--- BEGIN Provided entries ---

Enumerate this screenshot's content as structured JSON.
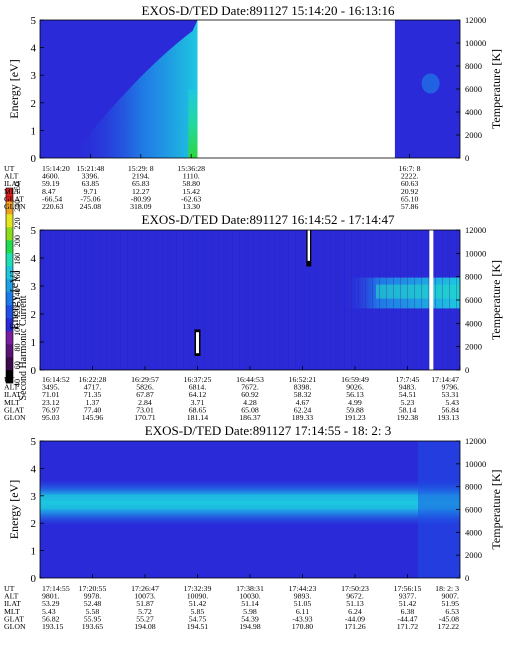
{
  "colors": {
    "background": "#ffffff",
    "axis": "#000000",
    "spectrogram_low": "#2a2ad8",
    "spectrogram_mid": "#22c0e0",
    "spectrogram_high": "#2fd640",
    "gap": "#ffffff"
  },
  "colorbar": {
    "label": "Second Harmonic Current",
    "ticks": [
      "40",
      "60",
      "80",
      "100",
      "120",
      "140",
      "160",
      "180",
      "200",
      "220",
      "240",
      "250"
    ],
    "colors": [
      "#000000",
      "#3a0a4a",
      "#5a1478",
      "#7a1ea0",
      "#2a2ad8",
      "#1e50e6",
      "#1e7ae8",
      "#1ea0e6",
      "#1ec8e0",
      "#1ee0b4",
      "#22dc50",
      "#8cdc1e",
      "#e6e61e",
      "#f0a01e",
      "#e01e1e"
    ]
  },
  "chart_data": [
    {
      "type": "heatmap",
      "title": "EXOS-D/TED   Date:891127   15:14:20 - 16:13:16",
      "ylabel": "Energy [eV]",
      "y2label": "Temperature [K]",
      "ylim": [
        0,
        5
      ],
      "y2lim": [
        0,
        12000
      ],
      "yticks": [
        "0",
        "1",
        "2",
        "3",
        "4",
        "5"
      ],
      "y2ticks": [
        "0",
        "2000",
        "4000",
        "6000",
        "8000",
        "10000",
        "12000"
      ],
      "data_intervals": [
        [
          0,
          0.375
        ],
        [
          0.845,
          1.0
        ]
      ],
      "ephemeris_labels": [
        "UT",
        "ALT",
        "ILAT",
        "MLT",
        "GLAT",
        "GLON"
      ],
      "ephemeris": [
        {
          "at": 0.0,
          "values": [
            "15:14:20",
            "4600.",
            "59.19",
            "8.47",
            "-66.54",
            "220.63"
          ]
        },
        {
          "at": 0.12,
          "values": [
            "15:21:48",
            "3396.",
            "63.85",
            "9.71",
            "-75.06",
            "245.08"
          ]
        },
        {
          "at": 0.24,
          "values": [
            "15:29: 8",
            "2194.",
            "65.83",
            "12.27",
            "-80.99",
            "318.09"
          ]
        },
        {
          "at": 0.36,
          "values": [
            "15:36:28",
            "1110.",
            "58.80",
            "15.42",
            "-62.63",
            "13.30"
          ]
        },
        {
          "at": 0.88,
          "values": [
            "16:7: 8",
            "2222.",
            "60.63",
            "20.92",
            "65.10",
            "57.86"
          ]
        }
      ]
    },
    {
      "type": "heatmap",
      "title": "EXOS-D/TED   Date:891127   16:14:52 - 17:14:47",
      "ylabel": "Energy [eV]",
      "y2label": "Temperature [K]",
      "ylim": [
        0,
        5
      ],
      "y2lim": [
        0,
        12000
      ],
      "yticks": [
        "0",
        "1",
        "2",
        "3",
        "4",
        "5"
      ],
      "y2ticks": [
        "0",
        "2000",
        "4000",
        "6000",
        "8000",
        "10000",
        "12000"
      ],
      "ephemeris_labels": [
        "UT",
        "ALT",
        "ILAT",
        "MLT",
        "GLAT",
        "GLON"
      ],
      "ephemeris": [
        {
          "at": 0.0,
          "values": [
            "16:14:52",
            "3495.",
            "71.01",
            "23.12",
            "76.97",
            "95.03"
          ]
        },
        {
          "at": 0.125,
          "values": [
            "16:22:28",
            "4717.",
            "71.35",
            "1.37",
            "77.40",
            "145.96"
          ]
        },
        {
          "at": 0.25,
          "values": [
            "16:29:57",
            "5826.",
            "67.87",
            "2.84",
            "73.01",
            "170.71"
          ]
        },
        {
          "at": 0.375,
          "values": [
            "16:37:25",
            "6814.",
            "64.12",
            "3.71",
            "68.65",
            "181.14"
          ]
        },
        {
          "at": 0.5,
          "values": [
            "16:44:53",
            "7672.",
            "60.92",
            "4.28",
            "65.08",
            "186.37"
          ]
        },
        {
          "at": 0.625,
          "values": [
            "16:52:21",
            "8398.",
            "58.32",
            "4.67",
            "62.24",
            "189.33"
          ]
        },
        {
          "at": 0.75,
          "values": [
            "16:59:49",
            "9026.",
            "56.13",
            "4.99",
            "59.88",
            "191.23"
          ]
        },
        {
          "at": 0.875,
          "values": [
            "17:7:45",
            "9483.",
            "54.51",
            "5.23",
            "58.14",
            "192.38"
          ]
        },
        {
          "at": 1.0,
          "values": [
            "17:14:47",
            "9796.",
            "53.31",
            "5.43",
            "56.84",
            "193.13"
          ]
        }
      ]
    },
    {
      "type": "heatmap",
      "title": "EXOS-D/TED   Date:891127   17:14:55 - 18: 2: 3",
      "ylabel": "Energy [eV]",
      "y2label": "Temperature [K]",
      "ylim": [
        0,
        5
      ],
      "y2lim": [
        0,
        12000
      ],
      "yticks": [
        "0",
        "1",
        "2",
        "3",
        "4",
        "5"
      ],
      "y2ticks": [
        "0",
        "2000",
        "4000",
        "6000",
        "8000",
        "10000",
        "12000"
      ],
      "ephemeris_labels": [
        "UT",
        "ALT",
        "ILAT",
        "MLT",
        "GLAT",
        "GLON"
      ],
      "ephemeris": [
        {
          "at": 0.0,
          "values": [
            "17:14:55",
            "9801.",
            "53.29",
            "5.43",
            "56.82",
            "193.15"
          ]
        },
        {
          "at": 0.125,
          "values": [
            "17:20:55",
            "9978.",
            "52.48",
            "5.58",
            "55.95",
            "193.65"
          ]
        },
        {
          "at": 0.25,
          "values": [
            "17:26:47",
            "10073.",
            "51.87",
            "5.72",
            "55.27",
            "194.08"
          ]
        },
        {
          "at": 0.375,
          "values": [
            "17:32:39",
            "10090.",
            "51.42",
            "5.85",
            "54.75",
            "194.51"
          ]
        },
        {
          "at": 0.5,
          "values": [
            "17:38:31",
            "10030.",
            "51.14",
            "5.98",
            "54.39",
            "194.98"
          ]
        },
        {
          "at": 0.625,
          "values": [
            "17:44:23",
            "9893.",
            "51.05",
            "6.11",
            "-43.93",
            "170.80"
          ]
        },
        {
          "at": 0.75,
          "values": [
            "17:50:23",
            "9672.",
            "51.13",
            "6.24",
            "-44.09",
            "171.26"
          ]
        },
        {
          "at": 0.875,
          "values": [
            "17:56:15",
            "9377.",
            "51.42",
            "6.38",
            "-44.47",
            "171.72"
          ]
        },
        {
          "at": 1.0,
          "values": [
            "18: 2: 3",
            "9007.",
            "51.95",
            "6.53",
            "-45.08",
            "172.22"
          ]
        }
      ]
    }
  ]
}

--- END Provided entries ---

■ **Problem to solve**: Count the lines above that contain the word "EXOS", and give only that number.

■ **The result**: 3